Direction → Could you write out every entry exactly as it stands?

Data listing →
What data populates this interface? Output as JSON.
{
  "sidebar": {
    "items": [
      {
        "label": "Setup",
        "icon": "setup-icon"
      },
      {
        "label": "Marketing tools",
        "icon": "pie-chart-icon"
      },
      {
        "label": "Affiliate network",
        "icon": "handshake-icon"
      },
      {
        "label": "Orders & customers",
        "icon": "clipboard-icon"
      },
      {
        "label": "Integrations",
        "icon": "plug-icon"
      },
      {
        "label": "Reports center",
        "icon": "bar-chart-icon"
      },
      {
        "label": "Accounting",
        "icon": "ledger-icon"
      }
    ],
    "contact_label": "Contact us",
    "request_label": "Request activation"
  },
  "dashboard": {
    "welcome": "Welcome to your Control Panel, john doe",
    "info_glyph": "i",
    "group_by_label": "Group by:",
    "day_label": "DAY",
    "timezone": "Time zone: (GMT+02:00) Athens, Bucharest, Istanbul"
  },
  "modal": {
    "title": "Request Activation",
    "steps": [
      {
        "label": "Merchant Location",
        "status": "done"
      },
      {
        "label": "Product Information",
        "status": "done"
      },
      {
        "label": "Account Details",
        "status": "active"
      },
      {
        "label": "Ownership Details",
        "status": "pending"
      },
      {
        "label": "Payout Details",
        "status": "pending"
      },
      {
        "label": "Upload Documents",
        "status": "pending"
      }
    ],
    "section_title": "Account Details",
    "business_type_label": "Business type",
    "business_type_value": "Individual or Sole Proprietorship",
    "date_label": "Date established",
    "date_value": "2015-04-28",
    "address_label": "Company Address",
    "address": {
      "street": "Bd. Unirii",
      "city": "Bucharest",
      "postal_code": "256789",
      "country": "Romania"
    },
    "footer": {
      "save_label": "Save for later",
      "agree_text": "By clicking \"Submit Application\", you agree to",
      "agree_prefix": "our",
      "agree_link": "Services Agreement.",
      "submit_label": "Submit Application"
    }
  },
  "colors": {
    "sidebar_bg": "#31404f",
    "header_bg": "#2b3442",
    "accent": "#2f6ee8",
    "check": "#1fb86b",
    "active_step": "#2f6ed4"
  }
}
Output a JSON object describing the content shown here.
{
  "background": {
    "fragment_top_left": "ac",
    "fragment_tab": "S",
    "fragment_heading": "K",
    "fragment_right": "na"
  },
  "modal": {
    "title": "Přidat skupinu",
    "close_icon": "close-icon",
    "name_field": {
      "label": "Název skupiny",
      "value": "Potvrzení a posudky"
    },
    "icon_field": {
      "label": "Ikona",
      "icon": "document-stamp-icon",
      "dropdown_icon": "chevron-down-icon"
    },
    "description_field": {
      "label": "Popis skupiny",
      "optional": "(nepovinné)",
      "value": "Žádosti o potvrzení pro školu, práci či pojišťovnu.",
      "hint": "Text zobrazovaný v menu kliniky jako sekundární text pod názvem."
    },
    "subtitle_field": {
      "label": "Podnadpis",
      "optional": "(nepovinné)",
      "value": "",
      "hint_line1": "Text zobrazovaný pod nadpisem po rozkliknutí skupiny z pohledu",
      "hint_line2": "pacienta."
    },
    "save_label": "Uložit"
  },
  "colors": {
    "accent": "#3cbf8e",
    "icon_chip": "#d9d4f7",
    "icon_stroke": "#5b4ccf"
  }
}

Solution to this task →
What data populates this interface? Output as JSON.
{
  "sidebar": {
    "items": [
      {
        "label": "Setup",
        "icon": "setup-icon"
      },
      {
        "label": "Marketing tools",
        "icon": "pie-chart-icon"
      },
      {
        "label": "Affiliate network",
        "icon": "handshake-icon"
      },
      {
        "label": "Orders & customers",
        "icon": "clipboard-icon"
      },
      {
        "label": "Integrations",
        "icon": "plug-icon"
      },
      {
        "label": "Reports center",
        "icon": "bar-chart-icon"
      },
      {
        "label": "Accounting",
        "icon": "ledger-icon"
      }
    ],
    "contact_label": "Contact us",
    "request_label": "Request activation"
  },
  "dashboard": {
    "welcome": "Welcome to your Control Panel, john doe",
    "info_glyph": "i",
    "group_by_label": "Group by:",
    "day_label": "DAY",
    "timezone": "Time zone: (GMT+02:00) Athens, Bucharest, Istanbul"
  },
  "modal": {
    "title": "Request Activation",
    "steps": [
      {
        "label": "Merchant Location",
        "status": "done"
      },
      {
        "label": "Product Information",
        "status": "done"
      },
      {
        "label": "Account Details",
        "status": "active"
      },
      {
        "label": "Ownership Details",
        "status": "pending"
      },
      {
        "label": "Payout Details",
        "status": "pending"
      },
      {
        "label": "Upload Documents",
        "status": "pending"
      }
    ],
    "section_title": "Account Details",
    "business_type_label": "Business type",
    "business_type_value": "Individual or Sole Proprietorship",
    "date_label": "Date established",
    "date_value": "2015-04-28",
    "address_label": "Company Address",
    "address": {
      "street": "Bd. Unirii",
      "city": "Bucharest",
      "postal_code": "256789",
      "country": "Romania"
    },
    "footer": {
      "save_label": "Save for later",
      "agree_text": "By clicking \"Submit Application\", you agree to",
      "agree_prefix": "our",
      "agree_link": "Services Agreement.",
      "submit_label": "Submit Application"
    }
  },
  "colors": {
    "sidebar_bg": "#31404f",
    "header_bg": "#2b3442",
    "accent": "#2f6ee8",
    "check": "#1fb86b",
    "active_step": "#2f6ed4"
  }
}
Output a JSON object describing the content shown here.
{
  "background": {
    "fragment_top_left": "ac",
    "fragment_tab": "S",
    "fragment_heading": "K",
    "fragment_right": "na"
  },
  "modal": {
    "title": "Přidat skupinu",
    "close_icon": "close-icon",
    "name_field": {
      "label": "Název skupiny",
      "value": "Potvrzení a posudky"
    },
    "icon_field": {
      "label": "Ikona",
      "icon": "document-stamp-icon",
      "dropdown_icon": "chevron-down-icon"
    },
    "description_field": {
      "label": "Popis skupiny",
      "optional": "(nepovinné)",
      "value": "Žádosti o potvrzení pro školu, práci či pojišťovnu.",
      "hint": "Text zobrazovaný v menu kliniky jako sekundární text pod názvem."
    },
    "subtitle_field": {
      "label": "Podnadpis",
      "optional": "(nepovinné)",
      "value": "",
      "hint_line1": "Text zobrazovaný pod nadpisem po rozkliknutí skupiny z pohledu",
      "hint_line2": "pacienta."
    },
    "save_label": "Uložit"
  },
  "colors": {
    "accent": "#3cbf8e",
    "icon_chip": "#d9d4f7",
    "icon_stroke": "#5b4ccf"
  }
}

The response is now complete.